— BEGIN —
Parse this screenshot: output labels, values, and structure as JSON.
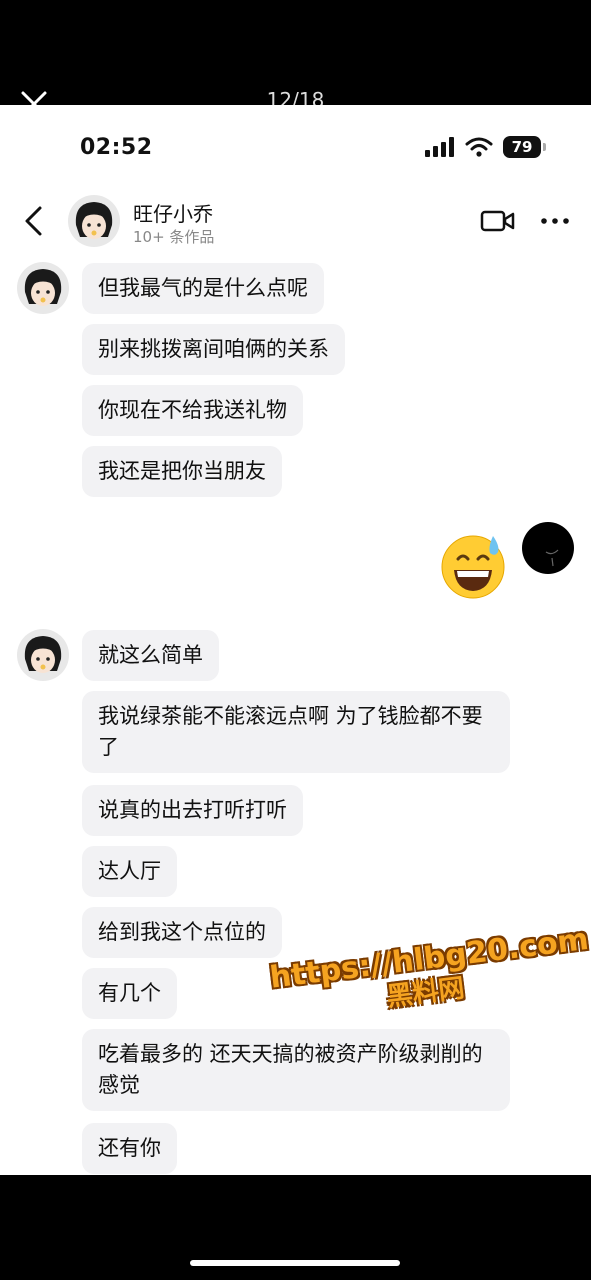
{
  "viewer": {
    "page_counter": "12/18"
  },
  "status_bar": {
    "time": "02:52",
    "battery": "79"
  },
  "header": {
    "name": "旺仔小乔",
    "subtitle": "10+ 条作品"
  },
  "messages_group1": [
    "但我最气的是什么点呢",
    "别来挑拨离间咱俩的关系",
    "你现在不给我送礼物",
    "我还是把你当朋友"
  ],
  "self_message": {
    "emoji": "😅"
  },
  "messages_group2": [
    "就这么简单",
    "我说绿茶能不能滚远点啊 为了钱脸都不要了",
    "说真的出去打听打听",
    "达人厅",
    "给到我这个点位的",
    "有几个",
    "吃着最多的 还天天搞的被资产阶级剥削的感觉",
    "还有你"
  ],
  "watermark": {
    "url": "https://hlbg20.com",
    "name": "黑料网"
  },
  "colors": {
    "bubble": "#f2f2f4",
    "background": "#ffffff",
    "watermark": "#f5a320"
  }
}
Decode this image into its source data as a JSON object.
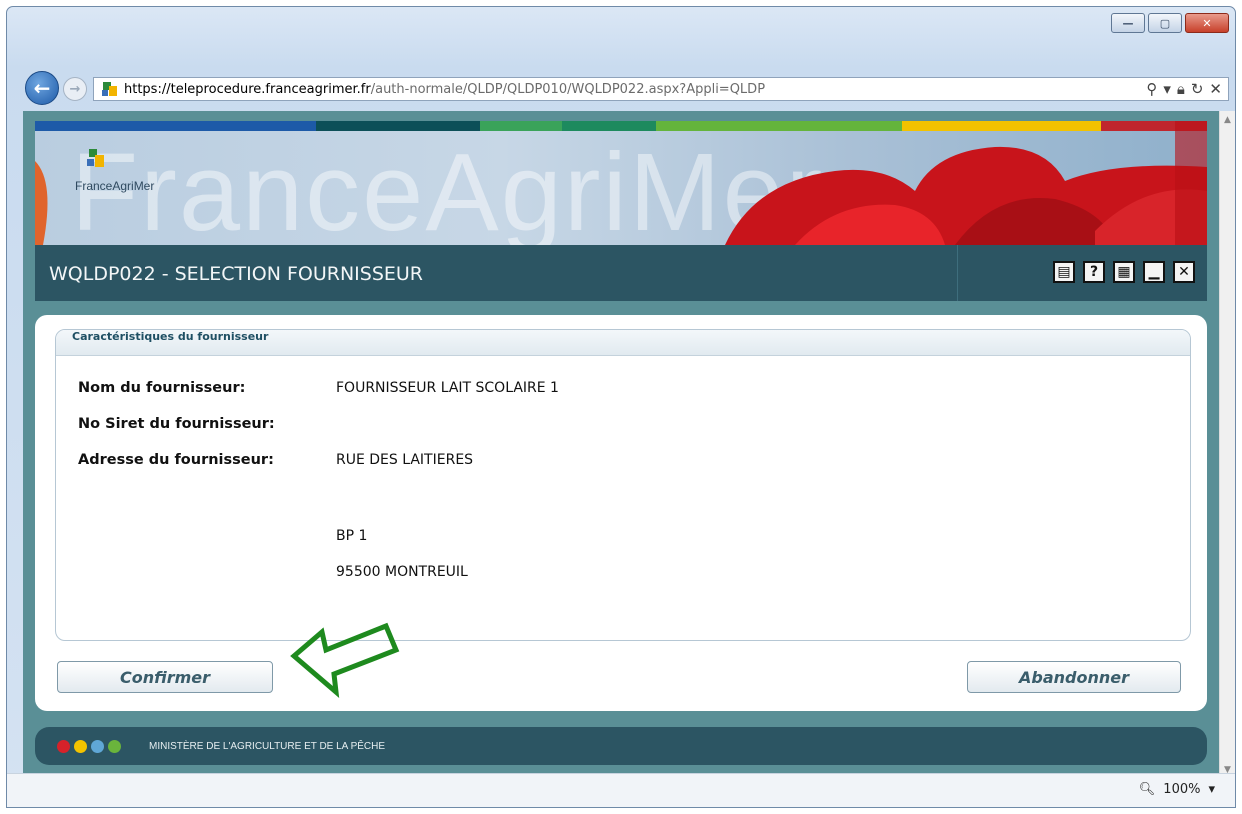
{
  "browser": {
    "url_host": "https://teleprocedure.franceagrimer.fr",
    "url_path": "/auth-normale/QLDP/QLDP010/WQLDP022.aspx?Appli=QLDP",
    "zoom": "100%"
  },
  "banner": {
    "word": "FranceAgriMer",
    "logo_text": "FranceAgriMer",
    "stripe_colors": [
      "#1d5aa8",
      "#0c4f58",
      "#3aa35a",
      "#1d8a5e",
      "#64b43c",
      "#f2c200",
      "#c0262d"
    ]
  },
  "header": {
    "title": "WQLDP022 - SELECTION FOURNISSEUR"
  },
  "form": {
    "legend": "Caractéristiques du fournisseur",
    "name_label": "Nom du fournisseur:",
    "name_value": "FOURNISSEUR LAIT SCOLAIRE 1",
    "siret_label": "No Siret du fournisseur:",
    "siret_value": "",
    "address_label": "Adresse du fournisseur:",
    "address_line1": "RUE DES LAITIERES",
    "address_line2": "BP 1",
    "address_line3": "95500  MONTREUIL"
  },
  "buttons": {
    "confirm": "Confirmer",
    "cancel": "Abandonner"
  },
  "footer": {
    "text": "MINISTÈRE DE L'AGRICULTURE ET DE LA PÊCHE",
    "dot_colors": [
      "#d6222a",
      "#f3c300",
      "#5fa7d6",
      "#6ab43c"
    ]
  },
  "colors": {
    "header_bg": "#2c5563",
    "page_bg": "#5a8f96",
    "arrow": "#1e8a1e"
  }
}
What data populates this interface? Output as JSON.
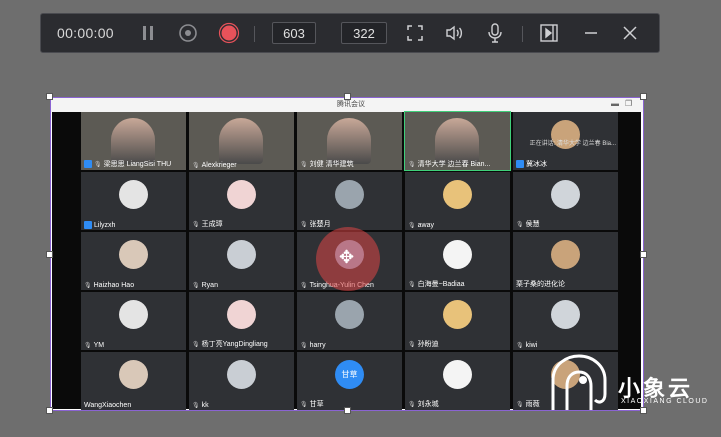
— END —
= Your objective =
Pictures in the records above are left out; print everything else exactly as written.

= Final result =
Parse this screenshot: output labels, values, and structure as JSON.
{
  "viewer": {
    "page_counter": "12/18"
  },
  "status_bar": {
    "time": "02:52",
    "battery": "79"
  },
  "header": {
    "name": "旺仔小乔",
    "subtitle": "10+ 条作品"
  },
  "messages_group1": [
    "但我最气的是什么点呢",
    "别来挑拨离间咱俩的关系",
    "你现在不给我送礼物",
    "我还是把你当朋友"
  ],
  "self_message": {
    "emoji": "😅"
  },
  "messages_group2": [
    "就这么简单",
    "我说绿茶能不能滚远点啊 为了钱脸都不要了",
    "说真的出去打听打听",
    "达人厅",
    "给到我这个点位的",
    "有几个",
    "吃着最多的 还天天搞的被资产阶级剥削的感觉",
    "还有你"
  ],
  "watermark": {
    "url": "https://hlbg20.com",
    "name": "黑料网"
  },
  "colors": {
    "bubble": "#f2f2f4",
    "background": "#ffffff",
    "watermark": "#f5a320"
  }
}
Decode this image into its source data as a JSON object.
{
  "browser": {
    "url_host": "https://teleprocedure.franceagrimer.fr",
    "url_path": "/auth-normale/QLDP/QLDP010/WQLDP022.aspx?Appli=QLDP",
    "zoom": "100%"
  },
  "banner": {
    "word": "FranceAgriMer",
    "logo_text": "FranceAgriMer",
    "stripe_colors": [
      "#1d5aa8",
      "#0c4f58",
      "#3aa35a",
      "#1d8a5e",
      "#64b43c",
      "#f2c200",
      "#c0262d"
    ]
  },
  "header": {
    "title": "WQLDP022 - SELECTION FOURNISSEUR"
  },
  "form": {
    "legend": "Caractéristiques du fournisseur",
    "name_label": "Nom du fournisseur:",
    "name_value": "FOURNISSEUR LAIT SCOLAIRE 1",
    "siret_label": "No Siret du fournisseur:",
    "siret_value": "",
    "address_label": "Adresse du fournisseur:",
    "address_line1": "RUE DES LAITIERES",
    "address_line2": "BP 1",
    "address_line3": "95500  MONTREUIL"
  },
  "buttons": {
    "confirm": "Confirmer",
    "cancel": "Abandonner"
  },
  "footer": {
    "text": "MINISTÈRE DE L'AGRICULTURE ET DE LA PÊCHE",
    "dot_colors": [
      "#d6222a",
      "#f3c300",
      "#5fa7d6",
      "#6ab43c"
    ]
  },
  "colors": {
    "header_bg": "#2c5563",
    "page_bg": "#5a8f96",
    "arrow": "#1e8a1e"
  }
}
What data populates this interface? Output as JSON.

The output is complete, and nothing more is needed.